# [What the exercise asks]
Write out each line in which the string "JSON" is present.
+++
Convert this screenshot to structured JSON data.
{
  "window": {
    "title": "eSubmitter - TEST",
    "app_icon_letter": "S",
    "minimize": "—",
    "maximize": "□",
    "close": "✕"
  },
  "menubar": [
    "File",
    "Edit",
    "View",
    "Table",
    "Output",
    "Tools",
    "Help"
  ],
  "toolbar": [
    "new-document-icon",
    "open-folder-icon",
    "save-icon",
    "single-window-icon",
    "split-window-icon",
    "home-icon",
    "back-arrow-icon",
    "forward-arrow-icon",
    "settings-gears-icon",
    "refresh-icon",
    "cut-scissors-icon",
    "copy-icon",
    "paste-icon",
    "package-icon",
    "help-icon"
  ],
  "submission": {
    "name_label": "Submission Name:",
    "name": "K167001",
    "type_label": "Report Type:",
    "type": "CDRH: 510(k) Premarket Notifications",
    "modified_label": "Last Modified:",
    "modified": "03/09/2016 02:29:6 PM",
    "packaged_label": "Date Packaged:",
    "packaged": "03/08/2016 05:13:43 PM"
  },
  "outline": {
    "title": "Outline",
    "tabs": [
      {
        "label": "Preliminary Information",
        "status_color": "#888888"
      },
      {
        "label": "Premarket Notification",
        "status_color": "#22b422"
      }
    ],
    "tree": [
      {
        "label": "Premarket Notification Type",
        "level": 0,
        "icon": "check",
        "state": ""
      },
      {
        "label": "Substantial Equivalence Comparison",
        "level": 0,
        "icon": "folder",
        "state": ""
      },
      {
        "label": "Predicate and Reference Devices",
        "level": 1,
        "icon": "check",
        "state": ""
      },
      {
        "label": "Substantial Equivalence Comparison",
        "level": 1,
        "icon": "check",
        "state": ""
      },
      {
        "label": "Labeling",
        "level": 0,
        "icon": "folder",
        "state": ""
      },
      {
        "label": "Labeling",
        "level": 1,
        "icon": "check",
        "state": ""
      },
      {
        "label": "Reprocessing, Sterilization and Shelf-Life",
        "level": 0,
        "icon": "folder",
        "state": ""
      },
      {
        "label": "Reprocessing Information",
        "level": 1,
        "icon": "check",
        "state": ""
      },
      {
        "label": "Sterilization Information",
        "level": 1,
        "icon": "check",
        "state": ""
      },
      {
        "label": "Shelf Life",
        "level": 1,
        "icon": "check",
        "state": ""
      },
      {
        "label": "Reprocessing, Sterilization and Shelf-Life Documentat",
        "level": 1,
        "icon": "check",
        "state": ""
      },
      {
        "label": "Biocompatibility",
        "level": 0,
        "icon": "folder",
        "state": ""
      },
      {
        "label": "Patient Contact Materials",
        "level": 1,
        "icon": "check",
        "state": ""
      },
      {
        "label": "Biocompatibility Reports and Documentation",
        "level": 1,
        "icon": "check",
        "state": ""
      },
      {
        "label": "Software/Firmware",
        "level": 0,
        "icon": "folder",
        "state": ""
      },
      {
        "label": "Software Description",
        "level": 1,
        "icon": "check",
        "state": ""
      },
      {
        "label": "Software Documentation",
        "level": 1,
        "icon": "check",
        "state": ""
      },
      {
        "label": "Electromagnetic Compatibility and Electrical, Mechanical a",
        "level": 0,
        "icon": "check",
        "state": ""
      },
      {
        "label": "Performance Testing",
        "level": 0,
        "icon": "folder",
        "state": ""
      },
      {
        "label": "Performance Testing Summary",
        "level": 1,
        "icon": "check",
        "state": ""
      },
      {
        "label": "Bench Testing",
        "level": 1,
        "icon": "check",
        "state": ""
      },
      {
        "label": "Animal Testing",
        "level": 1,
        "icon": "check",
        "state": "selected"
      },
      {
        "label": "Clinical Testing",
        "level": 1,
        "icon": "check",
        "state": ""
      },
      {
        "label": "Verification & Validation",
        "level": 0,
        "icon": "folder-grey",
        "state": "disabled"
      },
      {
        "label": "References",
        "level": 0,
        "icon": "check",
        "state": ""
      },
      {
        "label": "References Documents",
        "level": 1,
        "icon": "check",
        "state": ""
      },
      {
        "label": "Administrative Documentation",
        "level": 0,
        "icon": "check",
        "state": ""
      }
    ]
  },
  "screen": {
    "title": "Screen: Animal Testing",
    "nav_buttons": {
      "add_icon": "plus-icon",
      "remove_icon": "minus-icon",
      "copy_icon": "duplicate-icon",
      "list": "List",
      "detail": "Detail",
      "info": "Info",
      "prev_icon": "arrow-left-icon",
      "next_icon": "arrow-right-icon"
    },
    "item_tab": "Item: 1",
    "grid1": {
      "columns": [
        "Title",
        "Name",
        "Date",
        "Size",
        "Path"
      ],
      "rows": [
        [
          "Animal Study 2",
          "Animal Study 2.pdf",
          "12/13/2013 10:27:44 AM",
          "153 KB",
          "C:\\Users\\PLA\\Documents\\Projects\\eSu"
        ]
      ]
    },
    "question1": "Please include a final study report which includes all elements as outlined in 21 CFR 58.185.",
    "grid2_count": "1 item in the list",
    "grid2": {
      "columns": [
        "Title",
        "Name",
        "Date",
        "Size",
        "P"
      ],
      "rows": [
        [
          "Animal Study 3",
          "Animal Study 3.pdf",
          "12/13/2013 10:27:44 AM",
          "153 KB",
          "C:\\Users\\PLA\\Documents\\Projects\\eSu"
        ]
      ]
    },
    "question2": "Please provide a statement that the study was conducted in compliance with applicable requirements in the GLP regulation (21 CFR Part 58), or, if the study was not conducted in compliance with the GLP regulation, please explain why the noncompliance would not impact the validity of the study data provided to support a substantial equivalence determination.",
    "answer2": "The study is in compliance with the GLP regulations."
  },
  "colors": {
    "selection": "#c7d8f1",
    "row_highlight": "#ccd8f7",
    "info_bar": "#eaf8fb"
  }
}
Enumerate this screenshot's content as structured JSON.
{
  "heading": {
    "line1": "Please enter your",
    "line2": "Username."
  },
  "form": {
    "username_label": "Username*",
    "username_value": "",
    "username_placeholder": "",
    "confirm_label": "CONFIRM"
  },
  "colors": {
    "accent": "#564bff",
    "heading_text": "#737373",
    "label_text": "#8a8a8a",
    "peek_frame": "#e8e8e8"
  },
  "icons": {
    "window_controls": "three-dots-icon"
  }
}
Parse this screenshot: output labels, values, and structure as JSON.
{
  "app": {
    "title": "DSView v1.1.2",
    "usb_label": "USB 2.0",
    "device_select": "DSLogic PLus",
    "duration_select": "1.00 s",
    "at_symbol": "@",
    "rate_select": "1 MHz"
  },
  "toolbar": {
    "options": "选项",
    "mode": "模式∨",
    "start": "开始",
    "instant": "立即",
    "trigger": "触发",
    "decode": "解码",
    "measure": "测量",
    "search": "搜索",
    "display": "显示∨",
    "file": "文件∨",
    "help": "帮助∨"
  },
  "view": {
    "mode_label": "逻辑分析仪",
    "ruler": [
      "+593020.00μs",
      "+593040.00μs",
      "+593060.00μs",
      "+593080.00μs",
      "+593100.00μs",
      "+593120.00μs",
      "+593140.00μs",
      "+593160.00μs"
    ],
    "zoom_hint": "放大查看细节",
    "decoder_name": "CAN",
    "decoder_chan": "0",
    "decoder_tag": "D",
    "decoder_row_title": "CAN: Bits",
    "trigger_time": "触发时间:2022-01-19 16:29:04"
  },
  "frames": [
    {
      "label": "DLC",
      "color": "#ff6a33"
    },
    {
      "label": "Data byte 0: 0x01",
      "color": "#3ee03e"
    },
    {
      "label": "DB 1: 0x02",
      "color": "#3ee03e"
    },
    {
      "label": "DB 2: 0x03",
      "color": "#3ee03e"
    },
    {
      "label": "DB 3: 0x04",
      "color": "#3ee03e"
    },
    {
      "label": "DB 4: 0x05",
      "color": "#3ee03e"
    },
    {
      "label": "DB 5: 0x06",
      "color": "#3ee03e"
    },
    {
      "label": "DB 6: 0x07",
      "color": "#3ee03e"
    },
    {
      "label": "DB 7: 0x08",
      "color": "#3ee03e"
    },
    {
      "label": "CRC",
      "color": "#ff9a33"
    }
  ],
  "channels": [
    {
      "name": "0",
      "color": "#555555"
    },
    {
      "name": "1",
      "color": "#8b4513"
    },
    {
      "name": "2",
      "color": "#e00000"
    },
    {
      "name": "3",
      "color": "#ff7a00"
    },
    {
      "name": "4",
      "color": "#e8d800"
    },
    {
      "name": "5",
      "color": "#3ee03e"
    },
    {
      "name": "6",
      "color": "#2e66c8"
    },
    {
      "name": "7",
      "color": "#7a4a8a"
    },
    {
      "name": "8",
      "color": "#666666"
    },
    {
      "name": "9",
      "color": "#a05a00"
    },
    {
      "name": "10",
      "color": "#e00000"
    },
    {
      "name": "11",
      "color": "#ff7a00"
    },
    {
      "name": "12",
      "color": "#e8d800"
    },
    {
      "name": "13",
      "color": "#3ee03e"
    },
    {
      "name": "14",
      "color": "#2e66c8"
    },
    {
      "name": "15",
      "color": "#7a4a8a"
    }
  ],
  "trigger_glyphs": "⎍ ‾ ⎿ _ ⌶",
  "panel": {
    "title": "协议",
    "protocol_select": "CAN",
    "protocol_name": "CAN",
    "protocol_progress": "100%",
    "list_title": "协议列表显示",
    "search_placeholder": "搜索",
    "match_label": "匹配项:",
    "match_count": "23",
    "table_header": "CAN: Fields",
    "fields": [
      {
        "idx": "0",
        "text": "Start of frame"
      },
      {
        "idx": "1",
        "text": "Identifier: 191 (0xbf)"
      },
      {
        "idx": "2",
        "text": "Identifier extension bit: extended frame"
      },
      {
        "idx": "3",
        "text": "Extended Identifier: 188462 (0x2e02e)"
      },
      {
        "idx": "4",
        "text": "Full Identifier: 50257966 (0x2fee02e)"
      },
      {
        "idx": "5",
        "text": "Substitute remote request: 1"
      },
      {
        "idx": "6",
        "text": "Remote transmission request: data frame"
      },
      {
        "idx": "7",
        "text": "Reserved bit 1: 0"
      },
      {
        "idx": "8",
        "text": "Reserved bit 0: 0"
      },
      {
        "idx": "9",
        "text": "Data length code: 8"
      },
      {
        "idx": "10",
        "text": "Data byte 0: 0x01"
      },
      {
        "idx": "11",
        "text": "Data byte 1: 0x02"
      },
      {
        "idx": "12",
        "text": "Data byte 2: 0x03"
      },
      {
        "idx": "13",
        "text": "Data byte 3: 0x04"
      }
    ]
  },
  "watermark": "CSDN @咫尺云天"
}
+++
# [The output]
Convert this screenshot to structured JSON data.
Enumerate this screenshot's content as structured JSON.
Parse this screenshot: output labels, values, and structure as JSON.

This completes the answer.